━━━ Supplied data
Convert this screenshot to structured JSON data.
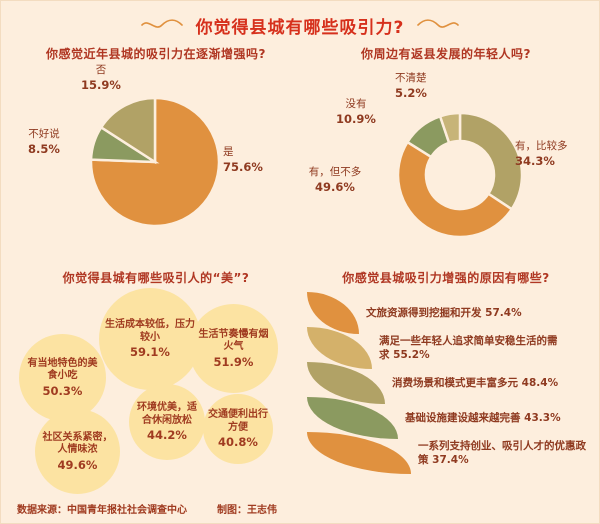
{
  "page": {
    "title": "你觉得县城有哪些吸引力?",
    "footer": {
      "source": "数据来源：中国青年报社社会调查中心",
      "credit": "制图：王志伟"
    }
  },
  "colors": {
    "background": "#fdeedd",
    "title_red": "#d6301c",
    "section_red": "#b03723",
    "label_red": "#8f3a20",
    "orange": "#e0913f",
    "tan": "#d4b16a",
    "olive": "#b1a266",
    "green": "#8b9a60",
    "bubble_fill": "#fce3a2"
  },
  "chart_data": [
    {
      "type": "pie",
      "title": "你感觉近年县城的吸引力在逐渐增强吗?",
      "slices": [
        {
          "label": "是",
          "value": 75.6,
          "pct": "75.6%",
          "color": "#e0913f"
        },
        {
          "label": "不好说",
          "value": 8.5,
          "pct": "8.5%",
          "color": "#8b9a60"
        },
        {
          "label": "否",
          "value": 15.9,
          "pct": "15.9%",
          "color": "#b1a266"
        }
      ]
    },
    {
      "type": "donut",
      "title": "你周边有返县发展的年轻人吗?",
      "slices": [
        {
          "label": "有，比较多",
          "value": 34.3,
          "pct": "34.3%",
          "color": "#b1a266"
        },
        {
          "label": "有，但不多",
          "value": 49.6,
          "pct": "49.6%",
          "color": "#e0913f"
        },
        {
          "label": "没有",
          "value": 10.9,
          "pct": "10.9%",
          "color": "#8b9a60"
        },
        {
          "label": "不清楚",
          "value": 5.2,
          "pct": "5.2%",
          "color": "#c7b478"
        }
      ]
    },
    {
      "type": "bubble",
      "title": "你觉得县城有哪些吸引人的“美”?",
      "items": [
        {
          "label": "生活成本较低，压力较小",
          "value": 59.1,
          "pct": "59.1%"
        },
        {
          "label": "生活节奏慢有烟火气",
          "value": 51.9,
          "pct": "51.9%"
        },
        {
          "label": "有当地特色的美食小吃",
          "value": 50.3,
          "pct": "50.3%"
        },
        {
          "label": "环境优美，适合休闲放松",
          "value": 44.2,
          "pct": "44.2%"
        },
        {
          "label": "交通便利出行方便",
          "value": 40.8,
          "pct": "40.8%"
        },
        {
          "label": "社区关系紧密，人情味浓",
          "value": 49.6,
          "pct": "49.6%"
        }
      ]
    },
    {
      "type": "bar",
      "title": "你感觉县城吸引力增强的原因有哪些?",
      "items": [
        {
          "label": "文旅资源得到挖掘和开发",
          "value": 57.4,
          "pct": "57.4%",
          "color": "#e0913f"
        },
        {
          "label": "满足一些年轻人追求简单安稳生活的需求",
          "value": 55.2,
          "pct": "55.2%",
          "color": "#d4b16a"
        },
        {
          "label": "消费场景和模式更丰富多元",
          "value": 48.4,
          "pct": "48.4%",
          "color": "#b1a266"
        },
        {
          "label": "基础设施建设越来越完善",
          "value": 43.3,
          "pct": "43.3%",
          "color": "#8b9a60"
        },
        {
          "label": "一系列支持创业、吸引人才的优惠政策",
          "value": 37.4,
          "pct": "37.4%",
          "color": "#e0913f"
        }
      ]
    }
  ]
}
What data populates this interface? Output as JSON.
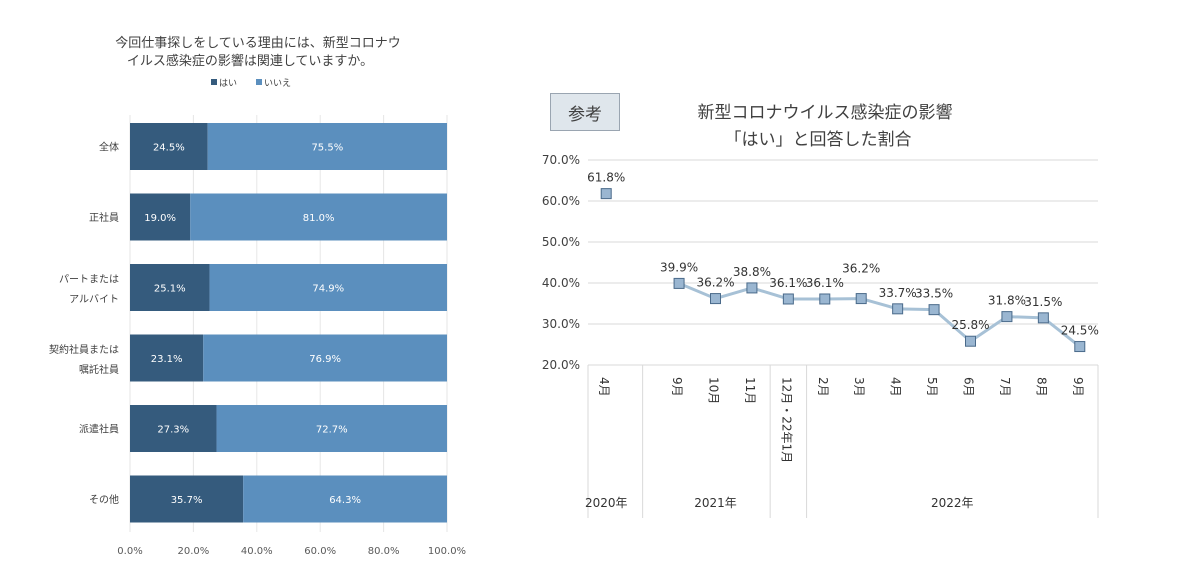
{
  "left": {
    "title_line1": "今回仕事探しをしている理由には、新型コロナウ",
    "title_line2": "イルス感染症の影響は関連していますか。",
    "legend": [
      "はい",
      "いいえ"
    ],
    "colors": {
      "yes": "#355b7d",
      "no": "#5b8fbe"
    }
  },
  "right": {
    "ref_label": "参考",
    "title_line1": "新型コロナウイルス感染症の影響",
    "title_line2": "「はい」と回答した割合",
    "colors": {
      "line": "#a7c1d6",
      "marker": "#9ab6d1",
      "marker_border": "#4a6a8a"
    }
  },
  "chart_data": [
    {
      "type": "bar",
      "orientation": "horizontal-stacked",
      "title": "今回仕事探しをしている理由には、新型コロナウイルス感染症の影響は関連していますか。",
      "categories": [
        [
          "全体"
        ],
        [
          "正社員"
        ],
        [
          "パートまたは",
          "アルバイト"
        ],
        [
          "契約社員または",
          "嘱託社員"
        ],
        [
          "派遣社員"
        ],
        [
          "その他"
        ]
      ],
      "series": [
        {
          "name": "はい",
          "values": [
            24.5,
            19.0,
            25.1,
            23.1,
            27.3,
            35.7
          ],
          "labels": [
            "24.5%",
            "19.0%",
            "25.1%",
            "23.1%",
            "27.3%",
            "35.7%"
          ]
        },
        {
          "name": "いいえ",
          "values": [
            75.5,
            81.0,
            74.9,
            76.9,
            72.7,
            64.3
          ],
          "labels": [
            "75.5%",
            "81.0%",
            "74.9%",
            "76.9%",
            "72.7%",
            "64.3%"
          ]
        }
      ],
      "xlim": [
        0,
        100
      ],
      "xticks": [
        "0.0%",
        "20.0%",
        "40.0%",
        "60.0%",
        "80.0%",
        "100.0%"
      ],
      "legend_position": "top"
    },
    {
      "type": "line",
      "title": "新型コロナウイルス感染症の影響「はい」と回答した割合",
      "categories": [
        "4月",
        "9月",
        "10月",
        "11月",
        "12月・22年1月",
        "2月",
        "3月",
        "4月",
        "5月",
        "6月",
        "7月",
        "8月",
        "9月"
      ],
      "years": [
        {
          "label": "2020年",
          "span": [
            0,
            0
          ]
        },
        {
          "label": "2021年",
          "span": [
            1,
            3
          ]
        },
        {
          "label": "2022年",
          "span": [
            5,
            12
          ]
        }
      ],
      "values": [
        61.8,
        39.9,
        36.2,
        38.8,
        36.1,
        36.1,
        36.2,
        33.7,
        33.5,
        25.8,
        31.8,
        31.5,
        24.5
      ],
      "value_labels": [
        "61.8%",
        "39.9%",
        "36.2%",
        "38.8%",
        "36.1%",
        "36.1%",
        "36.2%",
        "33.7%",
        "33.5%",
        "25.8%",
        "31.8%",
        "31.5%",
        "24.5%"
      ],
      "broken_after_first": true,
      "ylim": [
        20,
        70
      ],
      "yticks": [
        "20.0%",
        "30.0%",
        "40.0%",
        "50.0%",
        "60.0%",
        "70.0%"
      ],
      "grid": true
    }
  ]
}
━━━━━━
_Set task:_
Keep only the lines that hold the string "JSON", and copy them out.

_Solution below:_
Convert this screenshot to structured JSON data.
What data populates this interface? Output as JSON.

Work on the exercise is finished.